* YOUR GOAL:
Transcribe the records below exactly, leaving out any pictures.

Stored data:
____________________

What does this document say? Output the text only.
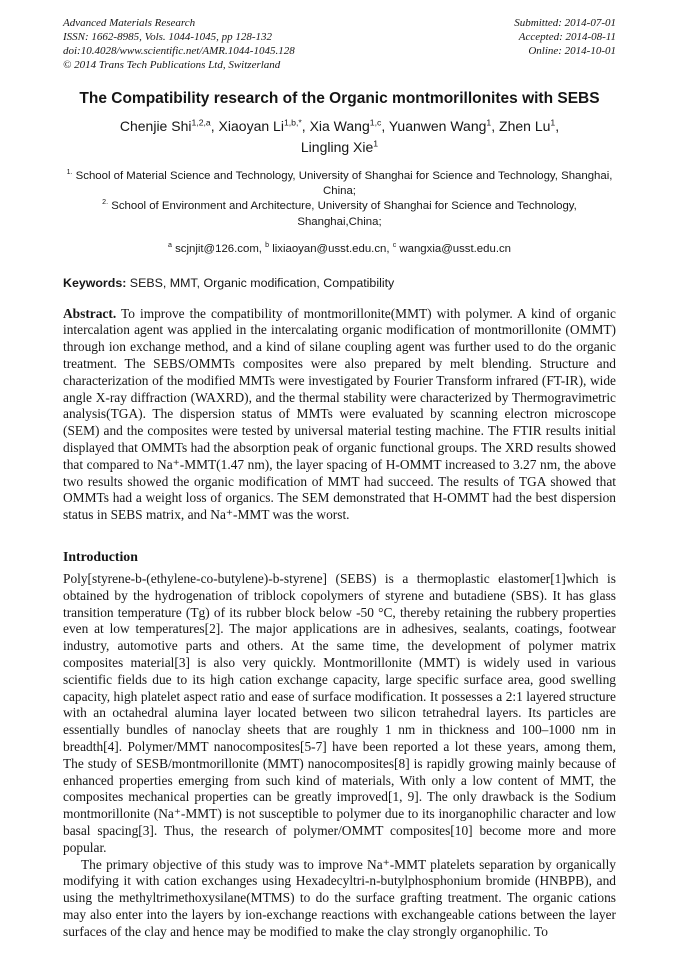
Advanced Materials Research
ISSN: 1662-8985, Vols. 1044-1045, pp 128-132
doi:10.4028/www.scientific.net/AMR.1044-1045.128
© 2014 Trans Tech Publications Ltd, Switzerland
Submitted: 2014-07-01
Accepted: 2014-08-11
Online: 2014-10-01
The Compatibility research of the Organic montmorillonites with SEBS
Chenjie Shi$^{1,2,a}$, Xiaoyan $Li^{1,b,*}$, Xia Wang$^{1,c}$, Yuanwen Wang$^1$, Zhen Lu$^1$,
Lingling Xie$^1$

$^{1.}$ School of Material Science and Technology, University of Shanghai for Science and Technology, Shanghai, China;

$^{2.}$ School of Environment and Architecture, University of Shanghai for Science and Technology, Shanghai,China;

$^a$ scjnjit@126.com, $^b$ lixiaoyan@usst.edu.cn, $^c$ wangxia@usst.edu.cn
Keywords: SEBS, MMT, Organic modification, Compatibility

Abstract. To improve the compatibility of montmorillonite(MMT) with polymer. A kind of organic intercalation agent was applied in the intercalating organic modification of montmorillonite (OMMT) through ion exchange method, and a kind of silane coupling agent was further used to do the organic treatment. The SEBS/OMMTs composites were also prepared by melt blending. Structure and characterization of the modified MMTs were investigated by Fourier Transform infrared (FT-IR), wide angle X-ray diffraction (WAXRD), and the thermal stability were characterized by Thermogravimetric analysis(TGA). The dispersion status of MMTs were evaluated by scanning electron microscope (SEM) and the composites were tested by universal material testing machine. The FTIR results initial displayed that OMMTs had the absorption peak of organic functional groups. The XRD results showed that compared to Na⁺-MMT(1.47 nm), the layer spacing of H-OMMT increased to 3.27 nm, the above two results showed the organic modification of MMT had succeed. The results of TGA showed that OMMTs had a weight loss of organics. The SEM demonstrated that H-OMMT had the best dispersion status in SEBS matrix, and Na⁺-MMT was the worst.

Introduction

Poly[styrene-b-(ethylene-co-butylene)-b-styrene] (SEBS) is a thermoplastic elastomer[1]which is obtained by the hydrogenation of triblock copolymers of styrene and butadiene (SBS). It has glass transition temperature (Tg) of its rubber block below -50 °C, thereby retaining the rubbery properties even at low temperatures[2]. The major applications are in adhesives, sealants, coatings, footwear industry, automotive parts and others. At the same time, the development of polymer matrix composites material[3] is also very quickly. Montmorillonite (MMT) is widely used in various scientific fields due to its high cation exchange capacity, large specific surface area, good swelling capacity, high platelet aspect ratio and ease of surface modification. It possesses a 2:1 layered structure with an octahedral alumina layer located between two silicon tetrahedral layers. Its particles are essentially bundles of nanoclay sheets that are roughly 1 nm in thickness and 100–1000 nm in breadth[4]. Polymer/MMT nanocomposites[5-7] have been reported a lot these years, among them, The study of SESB/montmorillonite (MMT) nanocomposites[8] is rapidly growing mainly because of enhanced properties emerging from such kind of materials, With only a low content of MMT, the composites mechanical properties can be greatly improved[1, 9]. The only drawback is the Sodium montmorillonite (Na⁺-MMT) is not susceptible to polymer due to its inorganophilic character and low basal spacing[3]. Thus, the research of polymer/OMMT composites[10] become more and more popular.

The primary objective of this study was to improve Na⁺-MMT platelets separation by organically modifying it with cation exchanges using Hexadecyltri-n-butylphosphonium bromide (HNBPB), and using the methyltrimethoxysilane(MTMS) to do the surface grafting treatment. The organic cations may also enter into the layers by ion-exchange reactions with exchangeable cations between the layer surfaces of the clay and hence may be modified to make the clay strongly organophilic. To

____________________

* FINISHED TASK:
What does this document say? Output the text only.
Advanced Materials Research
ISSN: 1662-8985, Vols. 1044-1045, pp 128-132
doi:10.4028/www.scientific.net/AMR.1044-1045.128
© 2014 Trans Tech Publications Ltd, Switzerland
Submitted: 2014-07-01
Accepted: 2014-08-11
Online: 2014-10-01
The Compatibility research of the Organic montmorillonites with SEBS
Chenjie Shi$^{1,2,a}$, Xiaoyan $Li^{1,b,*}$, Xia Wang$^{1,c}$, Yuanwen Wang$^1$, Zhen Lu$^1$,
Lingling Xie$^1$

$^{1.}$ School of Material Science and Technology, University of Shanghai for Science and Technology, Shanghai, China;

$^{2.}$ School of Environment and Architecture, University of Shanghai for Science and Technology, Shanghai,China;

$^a$ scjnjit@126.com, $^b$ lixiaoyan@usst.edu.cn, $^c$ wangxia@usst.edu.cn
Keywords: SEBS, MMT, Organic modification, Compatibility

Abstract. To improve the compatibility of montmorillonite(MMT) with polymer. A kind of organic intercalation agent was applied in the intercalating organic modification of montmorillonite (OMMT) through ion exchange method, and a kind of silane coupling agent was further used to do the organic treatment. The SEBS/OMMTs composites were also prepared by melt blending. Structure and characterization of the modified MMTs were investigated by Fourier Transform infrared (FT-IR), wide angle X-ray diffraction (WAXRD), and the thermal stability were characterized by Thermogravimetric analysis(TGA). The dispersion status of MMTs were evaluated by scanning electron microscope (SEM) and the composites were tested by universal material testing machine. The FTIR results initial displayed that OMMTs had the absorption peak of organic functional groups. The XRD results showed that compared to Na⁺-MMT(1.47 nm), the layer spacing of H-OMMT increased to 3.27 nm, the above two results showed the organic modification of MMT had succeed. The results of TGA showed that OMMTs had a weight loss of organics. The SEM demonstrated that H-OMMT had the best dispersion status in SEBS matrix, and Na⁺-MMT was the worst.

Introduction

Poly[styrene-b-(ethylene-co-butylene)-b-styrene] (SEBS) is a thermoplastic elastomer[1]which is obtained by the hydrogenation of triblock copolymers of styrene and butadiene (SBS). It has glass transition temperature (Tg) of its rubber block below -50 °C, thereby retaining the rubbery properties even at low temperatures[2]. The major applications are in adhesives, sealants, coatings, footwear industry, automotive parts and others. At the same time, the development of polymer matrix composites material[3] is also very quickly. Montmorillonite (MMT) is widely used in various scientific fields due to its high cation exchange capacity, large specific surface area, good swelling capacity, high platelet aspect ratio and ease of surface modification. It possesses a 2:1 layered structure with an octahedral alumina layer located between two silicon tetrahedral layers. Its particles are essentially bundles of nanoclay sheets that are roughly 1 nm in thickness and 100–1000 nm in breadth[4]. Polymer/MMT nanocomposites[5-7] have been reported a lot these years, among them, The study of SESB/montmorillonite (MMT) nanocomposites[8] is rapidly growing mainly because of enhanced properties emerging from such kind of materials, With only a low content of MMT, the composites mechanical properties can be greatly improved[1, 9]. The only drawback is the Sodium montmorillonite (Na⁺-MMT) is not susceptible to polymer due to its inorganophilic character and low basal spacing[3]. Thus, the research of polymer/OMMT composites[10] become more and more popular.

The primary objective of this study was to improve Na⁺-MMT platelets separation by organically modifying it with cation exchanges using Hexadecyltri-n-butylphosphonium bromide (HNBPB), and using the methyltrimethoxysilane(MTMS) to do the surface grafting treatment. The organic cations may also enter into the layers by ion-exchange reactions with exchangeable cations between the layer surfaces of the clay and hence may be modified to make the clay strongly organophilic. To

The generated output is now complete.